(Stored data entries):
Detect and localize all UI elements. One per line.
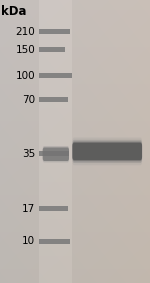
FancyBboxPatch shape: [39, 239, 70, 244]
FancyBboxPatch shape: [72, 140, 142, 163]
FancyBboxPatch shape: [39, 97, 68, 102]
FancyBboxPatch shape: [39, 29, 70, 34]
FancyBboxPatch shape: [72, 142, 142, 161]
FancyBboxPatch shape: [39, 73, 72, 78]
FancyBboxPatch shape: [43, 146, 69, 162]
Text: 35: 35: [22, 149, 35, 159]
Text: 10: 10: [22, 236, 35, 246]
Text: kDa: kDa: [2, 5, 27, 18]
Text: 100: 100: [16, 71, 35, 81]
Text: 70: 70: [22, 95, 35, 105]
FancyBboxPatch shape: [72, 143, 142, 160]
Text: 17: 17: [22, 204, 35, 214]
Text: 210: 210: [15, 27, 35, 37]
Text: 150: 150: [15, 44, 35, 55]
FancyBboxPatch shape: [72, 138, 142, 165]
FancyBboxPatch shape: [43, 147, 69, 161]
FancyBboxPatch shape: [39, 151, 69, 156]
FancyBboxPatch shape: [39, 206, 68, 211]
FancyBboxPatch shape: [39, 47, 65, 52]
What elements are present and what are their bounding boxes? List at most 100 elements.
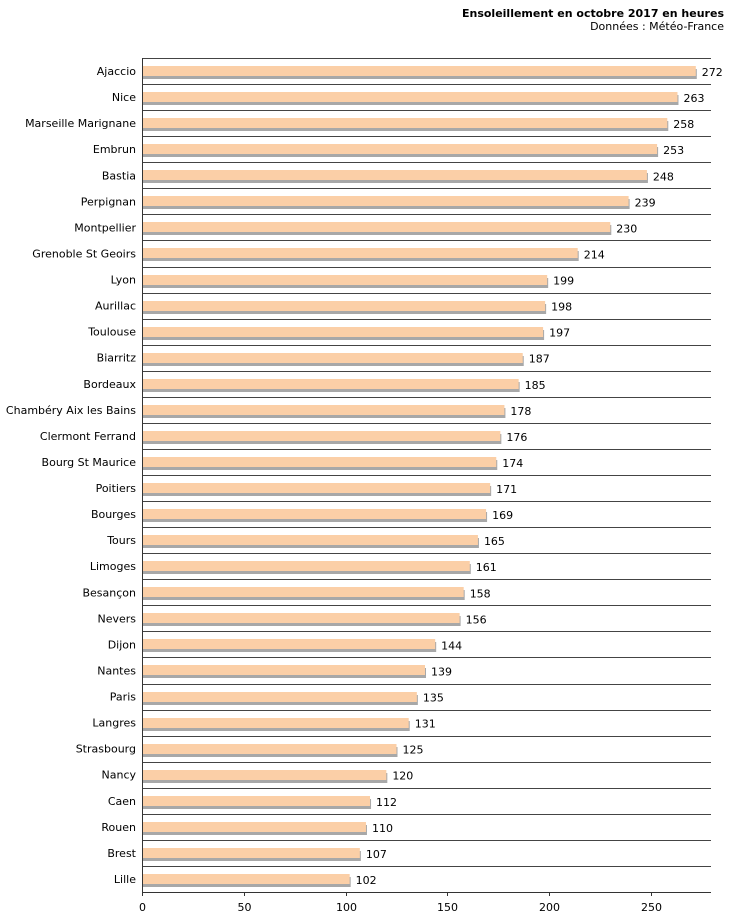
bar (142, 613, 460, 623)
category-label: Dijon (108, 638, 136, 651)
data-label: 239 (635, 196, 656, 209)
bar (142, 639, 436, 649)
bar (142, 692, 417, 702)
bar (142, 353, 523, 363)
data-label: 258 (673, 118, 694, 131)
bar (142, 770, 387, 780)
category-label: Nice (112, 91, 136, 104)
grid-layer (142, 58, 711, 893)
bar (142, 170, 647, 180)
data-label: 214 (584, 248, 605, 261)
category-label: Biarritz (97, 352, 137, 365)
data-label: 139 (431, 665, 452, 678)
bar (142, 822, 366, 832)
category-label: Clermont Ferrand (40, 430, 136, 443)
bar (142, 431, 501, 441)
category-label: Poitiers (96, 482, 137, 495)
chart-title: Ensoleillement en octobre 2017 en heures (461, 7, 724, 20)
bar (142, 483, 491, 493)
category-label: Limoges (90, 560, 136, 573)
bar (142, 848, 360, 858)
category-label: Bourg St Maurice (42, 456, 137, 469)
category-label: Chambéry Aix les Bains (6, 404, 136, 417)
data-label: 263 (683, 92, 704, 105)
category-label: Brest (107, 847, 136, 860)
bar (142, 92, 678, 102)
data-label: 171 (496, 483, 517, 496)
category-label: Bordeaux (83, 378, 136, 391)
category-label: Montpellier (74, 221, 136, 234)
data-label: 120 (392, 770, 413, 783)
bar (142, 222, 611, 232)
x-tick-label: 100 (336, 901, 357, 914)
category-label: Tours (106, 534, 136, 547)
data-label: 230 (616, 222, 637, 235)
category-label: Nancy (102, 769, 137, 782)
data-label: 135 (423, 692, 444, 705)
bar (142, 405, 505, 415)
data-label: 107 (366, 848, 387, 861)
data-label: 248 (653, 170, 674, 183)
x-tick-label: 200 (539, 901, 560, 914)
category-label: Lyon (111, 274, 136, 287)
x-tick-label: 150 (437, 901, 458, 914)
bar (142, 66, 696, 76)
bar (142, 509, 487, 519)
bar (142, 118, 668, 128)
bar (142, 327, 544, 337)
category-label: Ajaccio (97, 65, 136, 78)
category-label: Besançon (82, 586, 136, 599)
data-label: 131 (415, 718, 436, 731)
category-label: Aurillac (95, 300, 136, 313)
bar (142, 248, 578, 258)
data-label: 112 (376, 796, 397, 809)
data-label: 156 (466, 613, 487, 626)
category-label: Bourges (91, 508, 136, 521)
data-label: 174 (502, 457, 523, 470)
axis-layer: 0 50 100 150 200 250 Ajaccio 272 Nice 263 Marseill… (6, 58, 723, 914)
category-label: Grenoble St Geoirs (32, 247, 136, 260)
data-label: 272 (702, 66, 723, 79)
data-label: 165 (484, 535, 505, 548)
data-label: 253 (663, 144, 684, 157)
bar (142, 457, 497, 467)
data-label: 187 (529, 353, 550, 366)
data-label: 110 (372, 822, 393, 835)
category-label: Paris (110, 691, 136, 704)
category-label: Bastia (102, 169, 136, 182)
bar (142, 275, 548, 285)
data-label: 102 (356, 874, 377, 887)
data-label: 178 (510, 405, 531, 418)
category-label: Langres (92, 717, 136, 730)
data-label: 176 (506, 431, 527, 444)
data-label: 125 (403, 744, 424, 757)
bar (142, 665, 426, 675)
data-label: 185 (525, 379, 546, 392)
data-label: 198 (551, 301, 572, 314)
category-label: Rouen (101, 821, 136, 834)
data-label: 169 (492, 509, 513, 522)
bar (142, 144, 658, 154)
bar-layer (142, 66, 697, 887)
data-label: 199 (553, 275, 574, 288)
x-tick-label: 50 (238, 901, 252, 914)
bar (142, 587, 464, 597)
data-label: 197 (549, 327, 570, 340)
category-label: Nantes (97, 664, 136, 677)
bar (142, 744, 397, 754)
bar (142, 718, 409, 728)
bar (142, 535, 478, 545)
data-label: 161 (476, 561, 497, 574)
data-label: 144 (441, 639, 462, 652)
bar (142, 874, 350, 884)
bar (142, 561, 470, 571)
bar (142, 379, 519, 389)
category-label: Lille (114, 873, 136, 886)
category-label: Caen (108, 795, 136, 808)
chart-subtitle: Données : Météo-France (590, 20, 724, 33)
category-label: Marseille Marignane (25, 117, 136, 130)
data-label: 158 (470, 587, 491, 600)
x-tick-label: 250 (641, 901, 662, 914)
category-label: Toulouse (87, 326, 136, 339)
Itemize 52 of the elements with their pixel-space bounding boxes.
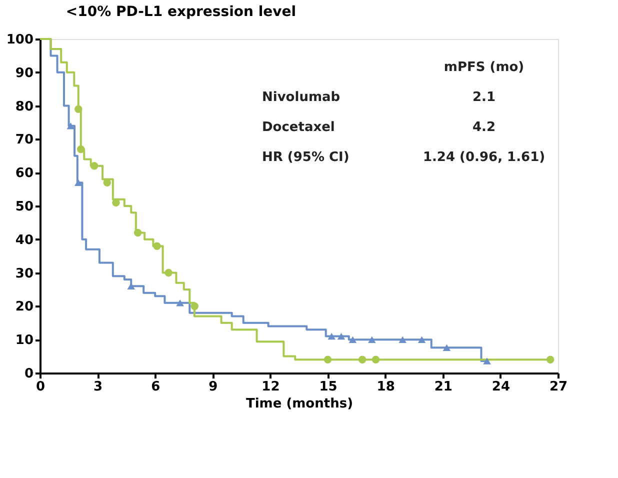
point — [442, 344, 451, 351]
annotation: 2.1 — [472, 90, 496, 105]
annotation: mPFS (mo) — [444, 60, 524, 75]
annotation: Docetaxel — [262, 120, 335, 135]
point — [74, 179, 82, 186]
y-tick-label: 10 — [15, 333, 34, 348]
point — [337, 332, 346, 340]
y-tick-label: 20 — [15, 300, 34, 315]
x-axis-title: Time (months) — [246, 396, 354, 412]
point — [324, 356, 332, 364]
x-tick-label: 27 — [549, 380, 568, 394]
x-tick-label: 24 — [492, 380, 510, 394]
y-tick-label: 30 — [15, 266, 34, 282]
point — [74, 105, 82, 114]
x-tick-label: 21 — [434, 380, 452, 394]
point — [164, 268, 172, 277]
x-tick-label: 3 — [94, 380, 103, 394]
y-tick-label: 100 — [6, 32, 34, 48]
point — [368, 336, 376, 343]
point — [348, 336, 357, 343]
x-tick-label: 0 — [36, 380, 46, 394]
point — [398, 336, 406, 343]
y-tick-label: 40 — [15, 232, 34, 248]
y-tick-label: 80 — [15, 99, 34, 114]
y-tick-label: 90 — [15, 66, 34, 81]
x-tick-label: 18 — [376, 380, 395, 394]
point — [328, 332, 336, 340]
point — [418, 336, 426, 343]
x-tick-label: 6 — [151, 380, 160, 394]
x-tick-label: 15 — [319, 380, 338, 394]
point — [76, 145, 85, 154]
point — [372, 356, 380, 364]
annotation: 4.2 — [472, 120, 496, 135]
point — [358, 356, 366, 364]
point — [134, 228, 142, 237]
x-tick-label: 9 — [208, 380, 218, 394]
annotation: Nivolumab — [262, 90, 340, 105]
point — [176, 300, 184, 306]
annotation: HR (95% CI) — [262, 150, 350, 165]
y-tick-label: 0 — [24, 366, 34, 382]
y-tick-label: 60 — [15, 166, 34, 182]
point — [66, 122, 75, 130]
point — [190, 302, 199, 310]
x-tick-label: 12 — [262, 380, 280, 394]
y-tick-label: 70 — [15, 132, 34, 148]
point — [483, 358, 491, 364]
y-tick-label: 50 — [15, 200, 34, 214]
chart-title: <10% PD-L1 expression level — [66, 4, 296, 20]
point — [153, 242, 161, 250]
annotation: 1.24 (0.96, 1.61) — [422, 150, 546, 165]
point — [546, 356, 554, 364]
point — [90, 162, 98, 170]
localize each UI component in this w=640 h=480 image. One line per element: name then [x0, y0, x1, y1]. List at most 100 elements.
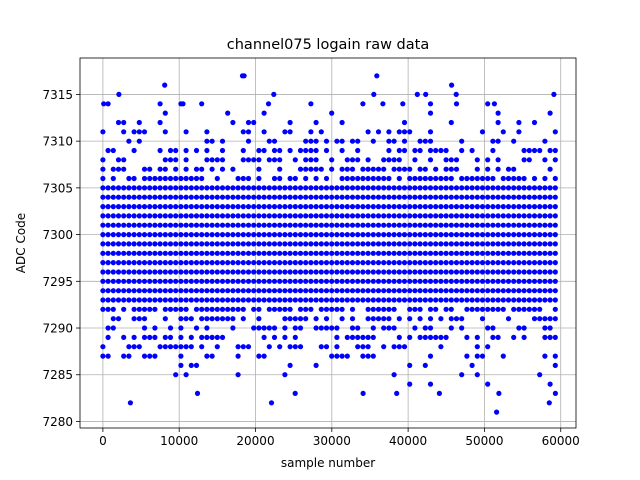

(Work to be completed):
Can you arrange the lines in the records above as a JSON list of strings, one string per line with blank lines omitted, covering only the part that opens with the line containing "bar (142, 613, 460, 623)" and closes with the line containing "category-label: Nice (112, 91, 136, 104)", both included?

(Written reply):
[
  "bar (142, 613, 460, 623)",
  "category-label: Dijon (108, 638, 136, 651)",
  "data-label: 239 (635, 196, 656, 209)",
  "bar (142, 639, 436, 649)",
  "bar (142, 692, 417, 702)",
  "bar (142, 353, 523, 363)",
  "data-label: 258 (673, 118, 694, 131)",
  "bar (142, 770, 387, 780)",
  "category-label: Nice (112, 91, 136, 104)"
]